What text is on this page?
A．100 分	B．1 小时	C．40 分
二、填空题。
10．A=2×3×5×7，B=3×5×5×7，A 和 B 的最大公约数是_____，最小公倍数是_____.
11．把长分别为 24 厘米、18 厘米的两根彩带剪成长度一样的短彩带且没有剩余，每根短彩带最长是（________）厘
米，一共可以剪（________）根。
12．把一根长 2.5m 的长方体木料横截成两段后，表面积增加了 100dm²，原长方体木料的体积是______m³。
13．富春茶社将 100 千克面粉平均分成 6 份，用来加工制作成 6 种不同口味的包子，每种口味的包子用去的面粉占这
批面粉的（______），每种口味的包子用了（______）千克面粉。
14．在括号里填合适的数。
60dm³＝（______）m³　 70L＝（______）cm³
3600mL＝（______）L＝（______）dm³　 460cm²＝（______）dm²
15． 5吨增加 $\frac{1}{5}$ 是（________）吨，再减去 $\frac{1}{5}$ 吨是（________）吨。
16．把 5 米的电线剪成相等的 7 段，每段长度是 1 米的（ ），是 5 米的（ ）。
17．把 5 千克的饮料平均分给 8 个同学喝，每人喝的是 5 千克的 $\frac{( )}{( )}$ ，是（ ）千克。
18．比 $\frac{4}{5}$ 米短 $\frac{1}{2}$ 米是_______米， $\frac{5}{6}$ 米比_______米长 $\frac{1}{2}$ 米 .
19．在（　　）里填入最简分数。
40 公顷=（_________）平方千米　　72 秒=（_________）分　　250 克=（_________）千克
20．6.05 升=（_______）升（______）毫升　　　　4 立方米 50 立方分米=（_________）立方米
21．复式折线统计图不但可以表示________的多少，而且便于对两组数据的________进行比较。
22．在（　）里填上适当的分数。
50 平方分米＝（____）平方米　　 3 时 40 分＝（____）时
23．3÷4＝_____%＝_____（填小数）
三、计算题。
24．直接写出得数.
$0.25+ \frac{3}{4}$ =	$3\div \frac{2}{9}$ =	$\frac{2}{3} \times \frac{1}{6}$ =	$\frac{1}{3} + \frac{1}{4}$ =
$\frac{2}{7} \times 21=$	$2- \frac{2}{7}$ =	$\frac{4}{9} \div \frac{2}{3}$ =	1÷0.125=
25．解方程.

SHORT EXERCISE
Please reproduce the entire listing, exactly as shown.

THE ANSWER
What text is on this page?
A．100 分	B．1 小时	C．40 分
二、填空题。
10．A=2×3×5×7，B=3×5×5×7，A 和 B 的最大公约数是_____，最小公倍数是_____.
11．把长分别为 24 厘米、18 厘米的两根彩带剪成长度一样的短彩带且没有剩余，每根短彩带最长是（________）厘
米，一共可以剪（________）根。
12．把一根长 2.5m 的长方体木料横截成两段后，表面积增加了 100dm²，原长方体木料的体积是______m³。
13．富春茶社将 100 千克面粉平均分成 6 份，用来加工制作成 6 种不同口味的包子，每种口味的包子用去的面粉占这
批面粉的（______），每种口味的包子用了（______）千克面粉。
14．在括号里填合适的数。
60dm³＝（______）m³　 70L＝（______）cm³
3600mL＝（______）L＝（______）dm³　 460cm²＝（______）dm²
15． 5吨增加 $\frac{1}{5}$ 是（________）吨，再减去 $\frac{1}{5}$ 吨是（________）吨。
16．把 5 米的电线剪成相等的 7 段，每段长度是 1 米的（ ），是 5 米的（ ）。
17．把 5 千克的饮料平均分给 8 个同学喝，每人喝的是 5 千克的 $\frac{( )}{( )}$ ，是（ ）千克。
18．比 $\frac{4}{5}$ 米短 $\frac{1}{2}$ 米是_______米， $\frac{5}{6}$ 米比_______米长 $\frac{1}{2}$ 米 .
19．在（　　）里填入最简分数。
40 公顷=（_________）平方千米　　72 秒=（_________）分　　250 克=（_________）千克
20．6.05 升=（_______）升（______）毫升　　　　4 立方米 50 立方分米=（_________）立方米
21．复式折线统计图不但可以表示________的多少，而且便于对两组数据的________进行比较。
22．在（　）里填上适当的分数。
50 平方分米＝（____）平方米　　 3 时 40 分＝（____）时
23．3÷4＝_____%＝_____（填小数）
三、计算题。
24．直接写出得数.
$0.25+ \frac{3}{4}$ =	$3\div \frac{2}{9}$ =	$\frac{2}{3} \times \frac{1}{6}$ =	$\frac{1}{3} + \frac{1}{4}$ =
$\frac{2}{7} \times 21=$	$2- \frac{2}{7}$ =	$\frac{4}{9} \div \frac{2}{3}$ =	1÷0.125=
25．解方程.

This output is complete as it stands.